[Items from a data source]
####################

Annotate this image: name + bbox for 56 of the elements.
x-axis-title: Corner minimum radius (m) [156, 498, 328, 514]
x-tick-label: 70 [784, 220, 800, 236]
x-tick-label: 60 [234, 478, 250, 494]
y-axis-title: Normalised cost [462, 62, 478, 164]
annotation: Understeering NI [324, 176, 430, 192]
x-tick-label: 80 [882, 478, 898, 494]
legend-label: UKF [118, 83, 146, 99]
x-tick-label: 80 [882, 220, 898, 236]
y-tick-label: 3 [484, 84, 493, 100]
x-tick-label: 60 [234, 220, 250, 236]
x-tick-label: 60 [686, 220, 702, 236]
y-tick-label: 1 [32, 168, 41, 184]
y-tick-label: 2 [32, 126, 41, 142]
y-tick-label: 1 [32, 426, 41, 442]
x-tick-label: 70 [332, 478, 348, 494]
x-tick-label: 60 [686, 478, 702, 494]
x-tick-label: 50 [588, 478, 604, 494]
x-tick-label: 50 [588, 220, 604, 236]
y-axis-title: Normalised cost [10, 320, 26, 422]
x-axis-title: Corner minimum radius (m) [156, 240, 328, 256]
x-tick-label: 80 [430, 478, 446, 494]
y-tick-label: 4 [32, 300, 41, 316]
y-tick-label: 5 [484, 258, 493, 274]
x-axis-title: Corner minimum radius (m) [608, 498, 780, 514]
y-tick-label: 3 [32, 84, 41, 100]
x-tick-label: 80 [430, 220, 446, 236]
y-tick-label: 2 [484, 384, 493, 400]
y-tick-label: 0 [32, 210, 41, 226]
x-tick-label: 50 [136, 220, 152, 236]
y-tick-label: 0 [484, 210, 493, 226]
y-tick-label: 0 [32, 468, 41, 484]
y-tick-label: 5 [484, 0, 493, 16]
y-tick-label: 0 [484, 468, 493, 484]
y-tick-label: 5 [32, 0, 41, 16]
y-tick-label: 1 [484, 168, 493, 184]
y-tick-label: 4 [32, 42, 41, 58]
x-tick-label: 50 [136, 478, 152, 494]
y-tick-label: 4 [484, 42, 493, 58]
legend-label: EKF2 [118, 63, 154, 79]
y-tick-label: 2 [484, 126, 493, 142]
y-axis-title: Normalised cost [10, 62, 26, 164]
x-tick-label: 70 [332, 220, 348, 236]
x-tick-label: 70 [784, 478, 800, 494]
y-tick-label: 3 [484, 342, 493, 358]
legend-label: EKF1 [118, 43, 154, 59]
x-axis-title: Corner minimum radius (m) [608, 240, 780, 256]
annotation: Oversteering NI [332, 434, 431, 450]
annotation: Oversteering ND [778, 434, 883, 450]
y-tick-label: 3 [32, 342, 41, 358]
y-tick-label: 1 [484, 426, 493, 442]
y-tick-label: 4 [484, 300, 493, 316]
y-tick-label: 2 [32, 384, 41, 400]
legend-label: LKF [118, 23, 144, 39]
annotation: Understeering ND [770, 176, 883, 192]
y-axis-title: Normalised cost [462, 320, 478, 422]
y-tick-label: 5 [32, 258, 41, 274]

####################

Repeat the listing from its beginning through the line that contains "legend-label: LKF [118, 23, 144, 39]", including both the first line and that line.

Annotate this image: name + bbox for 56 of the elements.
x-axis-title: Corner minimum radius (m) [156, 498, 328, 514]
x-tick-label: 70 [784, 220, 800, 236]
x-tick-label: 60 [234, 478, 250, 494]
y-axis-title: Normalised cost [462, 62, 478, 164]
annotation: Understeering NI [324, 176, 430, 192]
x-tick-label: 80 [882, 478, 898, 494]
legend-label: UKF [118, 83, 146, 99]
x-tick-label: 80 [882, 220, 898, 236]
y-tick-label: 3 [484, 84, 493, 100]
x-tick-label: 60 [234, 220, 250, 236]
x-tick-label: 60 [686, 220, 702, 236]
y-tick-label: 1 [32, 168, 41, 184]
y-tick-label: 2 [32, 126, 41, 142]
y-tick-label: 1 [32, 426, 41, 442]
x-tick-label: 70 [332, 478, 348, 494]
x-tick-label: 60 [686, 478, 702, 494]
x-tick-label: 50 [588, 478, 604, 494]
x-tick-label: 50 [588, 220, 604, 236]
y-axis-title: Normalised cost [10, 320, 26, 422]
x-axis-title: Corner minimum radius (m) [156, 240, 328, 256]
x-tick-label: 80 [430, 478, 446, 494]
y-tick-label: 4 [32, 300, 41, 316]
y-tick-label: 5 [484, 258, 493, 274]
x-axis-title: Corner minimum radius (m) [608, 498, 780, 514]
y-tick-label: 3 [32, 84, 41, 100]
x-tick-label: 80 [430, 220, 446, 236]
y-tick-label: 2 [484, 384, 493, 400]
y-tick-label: 0 [32, 210, 41, 226]
x-tick-label: 50 [136, 220, 152, 236]
y-tick-label: 0 [484, 210, 493, 226]
y-tick-label: 0 [32, 468, 41, 484]
y-tick-label: 5 [484, 0, 493, 16]
y-tick-label: 0 [484, 468, 493, 484]
y-tick-label: 5 [32, 0, 41, 16]
y-tick-label: 1 [484, 168, 493, 184]
y-tick-label: 4 [32, 42, 41, 58]
x-tick-label: 50 [136, 478, 152, 494]
y-tick-label: 4 [484, 42, 493, 58]
legend-label: EKF2 [118, 63, 154, 79]
y-tick-label: 2 [484, 126, 493, 142]
y-axis-title: Normalised cost [10, 62, 26, 164]
x-tick-label: 70 [332, 220, 348, 236]
x-tick-label: 70 [784, 478, 800, 494]
y-tick-label: 3 [484, 342, 493, 358]
legend-label: EKF1 [118, 43, 154, 59]
x-axis-title: Corner minimum radius (m) [608, 240, 780, 256]
annotation: Oversteering NI [332, 434, 431, 450]
annotation: Oversteering ND [778, 434, 883, 450]
y-tick-label: 3 [32, 342, 41, 358]
y-tick-label: 1 [484, 426, 493, 442]
y-tick-label: 4 [484, 300, 493, 316]
y-tick-label: 2 [32, 384, 41, 400]
legend-label: LKF [118, 23, 144, 39]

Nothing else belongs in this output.